## Start DATA IN THIS EXERCISE

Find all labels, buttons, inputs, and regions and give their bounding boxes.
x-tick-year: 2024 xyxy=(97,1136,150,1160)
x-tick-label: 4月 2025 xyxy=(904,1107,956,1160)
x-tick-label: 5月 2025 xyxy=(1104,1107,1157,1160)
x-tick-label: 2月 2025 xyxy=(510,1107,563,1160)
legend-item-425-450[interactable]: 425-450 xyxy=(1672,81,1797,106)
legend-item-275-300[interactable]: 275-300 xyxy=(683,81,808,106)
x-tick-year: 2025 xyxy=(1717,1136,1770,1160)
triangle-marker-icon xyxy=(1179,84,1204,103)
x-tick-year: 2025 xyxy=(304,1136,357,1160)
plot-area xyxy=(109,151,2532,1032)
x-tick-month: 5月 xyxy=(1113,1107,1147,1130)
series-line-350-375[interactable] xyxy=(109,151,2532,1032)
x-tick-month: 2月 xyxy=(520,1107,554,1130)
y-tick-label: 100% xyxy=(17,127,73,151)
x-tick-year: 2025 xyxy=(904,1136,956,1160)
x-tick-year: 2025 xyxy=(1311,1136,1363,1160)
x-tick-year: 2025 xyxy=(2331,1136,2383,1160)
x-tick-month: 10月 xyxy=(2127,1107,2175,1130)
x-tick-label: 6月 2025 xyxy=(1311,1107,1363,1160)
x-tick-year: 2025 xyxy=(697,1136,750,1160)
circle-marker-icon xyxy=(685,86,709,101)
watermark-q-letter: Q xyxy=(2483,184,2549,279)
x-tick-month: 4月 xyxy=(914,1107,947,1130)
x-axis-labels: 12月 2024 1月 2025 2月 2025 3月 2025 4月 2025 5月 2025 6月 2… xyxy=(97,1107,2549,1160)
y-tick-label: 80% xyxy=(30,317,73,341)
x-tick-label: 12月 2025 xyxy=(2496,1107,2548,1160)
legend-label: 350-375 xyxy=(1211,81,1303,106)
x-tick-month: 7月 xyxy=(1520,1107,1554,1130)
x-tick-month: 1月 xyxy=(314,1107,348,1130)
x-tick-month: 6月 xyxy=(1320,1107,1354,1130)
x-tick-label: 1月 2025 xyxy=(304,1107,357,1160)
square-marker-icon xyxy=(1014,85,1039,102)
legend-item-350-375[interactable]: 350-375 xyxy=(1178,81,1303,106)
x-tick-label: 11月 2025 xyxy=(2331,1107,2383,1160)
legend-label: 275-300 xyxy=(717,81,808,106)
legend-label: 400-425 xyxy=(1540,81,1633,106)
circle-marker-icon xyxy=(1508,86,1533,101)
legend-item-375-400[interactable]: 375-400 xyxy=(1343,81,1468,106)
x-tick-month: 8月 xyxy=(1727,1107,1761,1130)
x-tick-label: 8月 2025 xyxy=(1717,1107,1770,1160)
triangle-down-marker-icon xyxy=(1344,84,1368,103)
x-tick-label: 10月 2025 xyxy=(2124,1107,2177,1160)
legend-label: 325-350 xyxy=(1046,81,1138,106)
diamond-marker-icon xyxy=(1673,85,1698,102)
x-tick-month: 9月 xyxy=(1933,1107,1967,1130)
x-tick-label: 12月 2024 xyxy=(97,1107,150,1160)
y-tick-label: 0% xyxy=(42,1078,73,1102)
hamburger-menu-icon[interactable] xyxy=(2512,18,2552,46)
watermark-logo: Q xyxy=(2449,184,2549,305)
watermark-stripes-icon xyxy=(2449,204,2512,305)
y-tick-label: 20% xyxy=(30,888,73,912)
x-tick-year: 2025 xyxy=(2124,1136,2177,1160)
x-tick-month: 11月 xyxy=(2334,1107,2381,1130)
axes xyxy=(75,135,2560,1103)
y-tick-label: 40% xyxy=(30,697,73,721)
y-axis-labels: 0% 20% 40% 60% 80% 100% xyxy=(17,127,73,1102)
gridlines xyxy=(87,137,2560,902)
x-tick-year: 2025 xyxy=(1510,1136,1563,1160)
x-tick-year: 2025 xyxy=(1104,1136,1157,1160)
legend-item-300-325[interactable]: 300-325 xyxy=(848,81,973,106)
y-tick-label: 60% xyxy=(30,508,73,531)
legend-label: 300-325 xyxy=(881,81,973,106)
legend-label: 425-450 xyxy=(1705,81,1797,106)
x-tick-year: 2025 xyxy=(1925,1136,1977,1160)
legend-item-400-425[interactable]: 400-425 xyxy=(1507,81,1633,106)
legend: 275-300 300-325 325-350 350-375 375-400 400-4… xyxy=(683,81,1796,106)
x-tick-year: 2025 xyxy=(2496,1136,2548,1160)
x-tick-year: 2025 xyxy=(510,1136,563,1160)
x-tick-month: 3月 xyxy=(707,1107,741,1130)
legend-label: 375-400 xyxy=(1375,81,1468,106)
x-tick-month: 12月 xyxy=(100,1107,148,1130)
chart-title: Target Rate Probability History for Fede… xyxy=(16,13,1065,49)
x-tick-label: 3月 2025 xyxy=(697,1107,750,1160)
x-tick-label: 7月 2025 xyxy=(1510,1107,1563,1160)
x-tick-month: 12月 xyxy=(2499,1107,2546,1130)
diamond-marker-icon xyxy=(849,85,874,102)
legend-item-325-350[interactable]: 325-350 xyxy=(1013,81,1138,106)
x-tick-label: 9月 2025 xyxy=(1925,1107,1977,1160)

## End DATA IN THIS EXERCISE

# SET PROBLEM
List every line of the listing above from its first line down to the line containing "y-tick-label: 80% xyxy=(30,317,73,341)", both ends included, as a numbered list with blank lines omitted.

# SOLUTION TO THE EXERCISE
1. Find all labels, buttons, inputs, and regions and give their bounding boxes.
2. x-tick-year: 2024 xyxy=(97,1136,150,1160)
3. x-tick-label: 4月 2025 xyxy=(904,1107,956,1160)
4. x-tick-label: 5月 2025 xyxy=(1104,1107,1157,1160)
5. x-tick-label: 2月 2025 xyxy=(510,1107,563,1160)
6. legend-item-425-450[interactable]: 425-450 xyxy=(1672,81,1797,106)
7. legend-item-275-300[interactable]: 275-300 xyxy=(683,81,808,106)
8. x-tick-year: 2025 xyxy=(1717,1136,1770,1160)
9. triangle-marker-icon xyxy=(1179,84,1204,103)
10. x-tick-year: 2025 xyxy=(304,1136,357,1160)
11. plot-area xyxy=(109,151,2532,1032)
12. x-tick-month: 5月 xyxy=(1113,1107,1147,1130)
13. series-line-350-375[interactable] xyxy=(109,151,2532,1032)
14. x-tick-month: 2月 xyxy=(520,1107,554,1130)
15. y-tick-label: 100% xyxy=(17,127,73,151)
16. x-tick-year: 2025 xyxy=(904,1136,956,1160)
17. x-tick-year: 2025 xyxy=(1311,1136,1363,1160)
18. x-tick-year: 2025 xyxy=(2331,1136,2383,1160)
19. x-tick-month: 10月 xyxy=(2127,1107,2175,1130)
20. x-tick-label: 6月 2025 xyxy=(1311,1107,1363,1160)
21. x-tick-year: 2025 xyxy=(697,1136,750,1160)
22. circle-marker-icon xyxy=(685,86,709,101)
23. watermark-q-letter: Q xyxy=(2483,184,2549,279)
24. x-tick-month: 4月 xyxy=(914,1107,947,1130)
25. x-axis-labels: 12月 2024 1月 2025 2月 2025 3月 2025 4月 2025 5月 2025 6月 2… xyxy=(97,1107,2549,1160)
26. y-tick-label: 80% xyxy=(30,317,73,341)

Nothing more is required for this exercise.